__Your instructions__
Reproduce the whole listing, character for character.

-- START --

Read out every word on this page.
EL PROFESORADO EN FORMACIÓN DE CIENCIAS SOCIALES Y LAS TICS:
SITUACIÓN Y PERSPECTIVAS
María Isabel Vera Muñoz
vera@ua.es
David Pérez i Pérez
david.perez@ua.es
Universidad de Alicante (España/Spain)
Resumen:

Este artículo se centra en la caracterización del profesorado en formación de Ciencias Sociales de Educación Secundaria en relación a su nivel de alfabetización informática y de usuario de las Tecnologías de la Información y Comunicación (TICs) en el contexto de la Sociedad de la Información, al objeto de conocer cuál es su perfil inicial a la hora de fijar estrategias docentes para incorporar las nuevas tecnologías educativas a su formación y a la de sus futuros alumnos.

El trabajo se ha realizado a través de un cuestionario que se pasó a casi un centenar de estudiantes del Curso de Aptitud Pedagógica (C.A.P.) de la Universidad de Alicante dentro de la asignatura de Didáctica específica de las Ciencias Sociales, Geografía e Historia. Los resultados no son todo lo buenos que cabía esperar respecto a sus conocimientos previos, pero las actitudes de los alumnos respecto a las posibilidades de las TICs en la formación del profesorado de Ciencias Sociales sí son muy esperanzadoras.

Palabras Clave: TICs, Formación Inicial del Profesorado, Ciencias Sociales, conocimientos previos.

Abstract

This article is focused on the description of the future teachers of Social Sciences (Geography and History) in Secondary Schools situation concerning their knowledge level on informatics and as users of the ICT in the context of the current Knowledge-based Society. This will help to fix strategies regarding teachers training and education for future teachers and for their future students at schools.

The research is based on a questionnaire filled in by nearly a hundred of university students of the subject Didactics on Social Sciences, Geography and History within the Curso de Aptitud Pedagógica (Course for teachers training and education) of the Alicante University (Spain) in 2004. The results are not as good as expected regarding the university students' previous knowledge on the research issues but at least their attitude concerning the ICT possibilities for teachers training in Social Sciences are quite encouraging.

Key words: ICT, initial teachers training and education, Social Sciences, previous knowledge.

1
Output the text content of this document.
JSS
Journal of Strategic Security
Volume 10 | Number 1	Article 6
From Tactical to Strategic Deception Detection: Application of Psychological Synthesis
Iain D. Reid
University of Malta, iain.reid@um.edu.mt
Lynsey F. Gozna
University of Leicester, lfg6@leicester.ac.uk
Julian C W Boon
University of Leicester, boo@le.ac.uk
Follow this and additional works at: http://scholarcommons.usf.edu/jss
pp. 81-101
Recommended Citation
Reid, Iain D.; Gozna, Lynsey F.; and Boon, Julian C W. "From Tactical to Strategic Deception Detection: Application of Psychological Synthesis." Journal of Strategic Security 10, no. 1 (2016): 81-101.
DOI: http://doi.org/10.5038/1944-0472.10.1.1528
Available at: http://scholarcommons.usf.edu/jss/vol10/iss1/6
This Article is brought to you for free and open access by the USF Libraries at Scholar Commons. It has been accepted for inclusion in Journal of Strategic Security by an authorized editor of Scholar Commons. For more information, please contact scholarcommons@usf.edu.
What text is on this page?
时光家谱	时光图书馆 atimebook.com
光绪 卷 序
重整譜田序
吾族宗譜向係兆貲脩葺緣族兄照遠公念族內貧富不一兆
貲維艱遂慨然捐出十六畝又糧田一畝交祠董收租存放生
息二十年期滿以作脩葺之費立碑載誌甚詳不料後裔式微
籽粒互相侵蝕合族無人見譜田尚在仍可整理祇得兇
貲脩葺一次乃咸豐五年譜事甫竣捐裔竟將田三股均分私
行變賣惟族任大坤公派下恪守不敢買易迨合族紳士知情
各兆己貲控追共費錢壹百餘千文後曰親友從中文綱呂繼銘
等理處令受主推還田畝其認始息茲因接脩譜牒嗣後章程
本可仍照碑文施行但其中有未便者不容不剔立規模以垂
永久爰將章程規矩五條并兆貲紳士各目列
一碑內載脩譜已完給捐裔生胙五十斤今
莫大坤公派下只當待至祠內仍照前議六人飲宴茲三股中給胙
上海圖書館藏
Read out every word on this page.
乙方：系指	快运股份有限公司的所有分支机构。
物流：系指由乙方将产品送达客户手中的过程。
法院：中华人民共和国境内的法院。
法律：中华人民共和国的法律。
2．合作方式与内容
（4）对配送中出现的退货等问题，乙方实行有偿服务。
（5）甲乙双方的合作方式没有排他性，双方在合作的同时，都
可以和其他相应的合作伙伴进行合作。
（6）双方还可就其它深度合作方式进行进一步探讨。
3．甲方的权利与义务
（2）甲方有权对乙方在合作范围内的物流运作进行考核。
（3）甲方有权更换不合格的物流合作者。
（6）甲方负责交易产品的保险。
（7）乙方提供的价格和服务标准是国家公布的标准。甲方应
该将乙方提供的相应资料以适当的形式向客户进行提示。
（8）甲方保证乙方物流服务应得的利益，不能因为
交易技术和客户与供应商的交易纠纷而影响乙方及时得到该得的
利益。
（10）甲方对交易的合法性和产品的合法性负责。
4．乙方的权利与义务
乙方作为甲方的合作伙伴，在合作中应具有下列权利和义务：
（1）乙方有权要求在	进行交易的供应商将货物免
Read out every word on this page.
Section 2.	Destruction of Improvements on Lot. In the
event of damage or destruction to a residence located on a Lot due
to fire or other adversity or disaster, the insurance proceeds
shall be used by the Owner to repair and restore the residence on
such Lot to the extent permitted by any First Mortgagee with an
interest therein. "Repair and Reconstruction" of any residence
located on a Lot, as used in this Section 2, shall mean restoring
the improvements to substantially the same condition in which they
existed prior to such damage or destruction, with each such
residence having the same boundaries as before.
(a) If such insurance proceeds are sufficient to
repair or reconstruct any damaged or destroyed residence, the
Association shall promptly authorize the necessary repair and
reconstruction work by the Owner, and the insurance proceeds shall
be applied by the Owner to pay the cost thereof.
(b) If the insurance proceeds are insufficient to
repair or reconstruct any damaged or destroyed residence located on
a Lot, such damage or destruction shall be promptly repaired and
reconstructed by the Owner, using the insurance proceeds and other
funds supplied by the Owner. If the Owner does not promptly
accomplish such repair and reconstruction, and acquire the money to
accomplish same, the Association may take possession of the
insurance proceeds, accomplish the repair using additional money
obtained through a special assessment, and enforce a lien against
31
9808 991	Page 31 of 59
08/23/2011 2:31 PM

-- END --

__Complete response__
Read out every word on this page.
EL PROFESORADO EN FORMACIÓN DE CIENCIAS SOCIALES Y LAS TICS:
SITUACIÓN Y PERSPECTIVAS
María Isabel Vera Muñoz
vera@ua.es
David Pérez i Pérez
david.perez@ua.es
Universidad de Alicante (España/Spain)
Resumen:

Este artículo se centra en la caracterización del profesorado en formación de Ciencias Sociales de Educación Secundaria en relación a su nivel de alfabetización informática y de usuario de las Tecnologías de la Información y Comunicación (TICs) en el contexto de la Sociedad de la Información, al objeto de conocer cuál es su perfil inicial a la hora de fijar estrategias docentes para incorporar las nuevas tecnologías educativas a su formación y a la de sus futuros alumnos.

El trabajo se ha realizado a través de un cuestionario que se pasó a casi un centenar de estudiantes del Curso de Aptitud Pedagógica (C.A.P.) de la Universidad de Alicante dentro de la asignatura de Didáctica específica de las Ciencias Sociales, Geografía e Historia. Los resultados no son todo lo buenos que cabía esperar respecto a sus conocimientos previos, pero las actitudes de los alumnos respecto a las posibilidades de las TICs en la formación del profesorado de Ciencias Sociales sí son muy esperanzadoras.

Palabras Clave: TICs, Formación Inicial del Profesorado, Ciencias Sociales, conocimientos previos.

Abstract

This article is focused on the description of the future teachers of Social Sciences (Geography and History) in Secondary Schools situation concerning their knowledge level on informatics and as users of the ICT in the context of the current Knowledge-based Society. This will help to fix strategies regarding teachers training and education for future teachers and for their future students at schools.

The research is based on a questionnaire filled in by nearly a hundred of university students of the subject Didactics on Social Sciences, Geography and History within the Curso de Aptitud Pedagógica (Course for teachers training and education) of the Alicante University (Spain) in 2004. The results are not as good as expected regarding the university students' previous knowledge on the research issues but at least their attitude concerning the ICT possibilities for teachers training in Social Sciences are quite encouraging.

Key words: ICT, initial teachers training and education, Social Sciences, previous knowledge.

1
Output the text content of this document.
JSS
Journal of Strategic Security
Volume 10 | Number 1	Article 6
From Tactical to Strategic Deception Detection: Application of Psychological Synthesis
Iain D. Reid
University of Malta, iain.reid@um.edu.mt
Lynsey F. Gozna
University of Leicester, lfg6@leicester.ac.uk
Julian C W Boon
University of Leicester, boo@le.ac.uk
Follow this and additional works at: http://scholarcommons.usf.edu/jss
pp. 81-101
Recommended Citation
Reid, Iain D.; Gozna, Lynsey F.; and Boon, Julian C W. "From Tactical to Strategic Deception Detection: Application of Psychological Synthesis." Journal of Strategic Security 10, no. 1 (2016): 81-101.
DOI: http://doi.org/10.5038/1944-0472.10.1.1528
Available at: http://scholarcommons.usf.edu/jss/vol10/iss1/6
This Article is brought to you for free and open access by the USF Libraries at Scholar Commons. It has been accepted for inclusion in Journal of Strategic Security by an authorized editor of Scholar Commons. For more information, please contact scholarcommons@usf.edu.
What text is on this page?
时光家谱	时光图书馆 atimebook.com
光绪 卷 序
重整譜田序
吾族宗譜向係兆貲脩葺緣族兄照遠公念族內貧富不一兆
貲維艱遂慨然捐出十六畝又糧田一畝交祠董收租存放生
息二十年期滿以作脩葺之費立碑載誌甚詳不料後裔式微
籽粒互相侵蝕合族無人見譜田尚在仍可整理祇得兇
貲脩葺一次乃咸豐五年譜事甫竣捐裔竟將田三股均分私
行變賣惟族任大坤公派下恪守不敢買易迨合族紳士知情
各兆己貲控追共費錢壹百餘千文後曰親友從中文綱呂繼銘
等理處令受主推還田畝其認始息茲因接脩譜牒嗣後章程
本可仍照碑文施行但其中有未便者不容不剔立規模以垂
永久爰將章程規矩五條并兆貲紳士各目列
一碑內載脩譜已完給捐裔生胙五十斤今
莫大坤公派下只當待至祠內仍照前議六人飲宴茲三股中給胙
上海圖書館藏
Read out every word on this page.
乙方：系指	快运股份有限公司的所有分支机构。
物流：系指由乙方将产品送达客户手中的过程。
法院：中华人民共和国境内的法院。
法律：中华人民共和国的法律。
2．合作方式与内容
（4）对配送中出现的退货等问题，乙方实行有偿服务。
（5）甲乙双方的合作方式没有排他性，双方在合作的同时，都
可以和其他相应的合作伙伴进行合作。
（6）双方还可就其它深度合作方式进行进一步探讨。
3．甲方的权利与义务
（2）甲方有权对乙方在合作范围内的物流运作进行考核。
（3）甲方有权更换不合格的物流合作者。
（6）甲方负责交易产品的保险。
（7）乙方提供的价格和服务标准是国家公布的标准。甲方应
该将乙方提供的相应资料以适当的形式向客户进行提示。
（8）甲方保证乙方物流服务应得的利益，不能因为
交易技术和客户与供应商的交易纠纷而影响乙方及时得到该得的
利益。
（10）甲方对交易的合法性和产品的合法性负责。
4．乙方的权利与义务
乙方作为甲方的合作伙伴，在合作中应具有下列权利和义务：
（1）乙方有权要求在	进行交易的供应商将货物免
Read out every word on this page.
Section 2.	Destruction of Improvements on Lot. In the
event of damage or destruction to a residence located on a Lot due
to fire or other adversity or disaster, the insurance proceeds
shall be used by the Owner to repair and restore the residence on
such Lot to the extent permitted by any First Mortgagee with an
interest therein. "Repair and Reconstruction" of any residence
located on a Lot, as used in this Section 2, shall mean restoring
the improvements to substantially the same condition in which they
existed prior to such damage or destruction, with each such
residence having the same boundaries as before.
(a) If such insurance proceeds are sufficient to
repair or reconstruct any damaged or destroyed residence, the
Association shall promptly authorize the necessary repair and
reconstruction work by the Owner, and the insurance proceeds shall
be applied by the Owner to pay the cost thereof.
(b) If the insurance proceeds are insufficient to
repair or reconstruct any damaged or destroyed residence located on
a Lot, such damage or destruction shall be promptly repaired and
reconstructed by the Owner, using the insurance proceeds and other
funds supplied by the Owner. If the Owner does not promptly
accomplish such repair and reconstruction, and acquire the money to
accomplish same, the Association may take possession of the
insurance proceeds, accomplish the repair using additional money
obtained through a special assessment, and enforce a lien against
31
9808 991	Page 31 of 59
08/23/2011 2:31 PM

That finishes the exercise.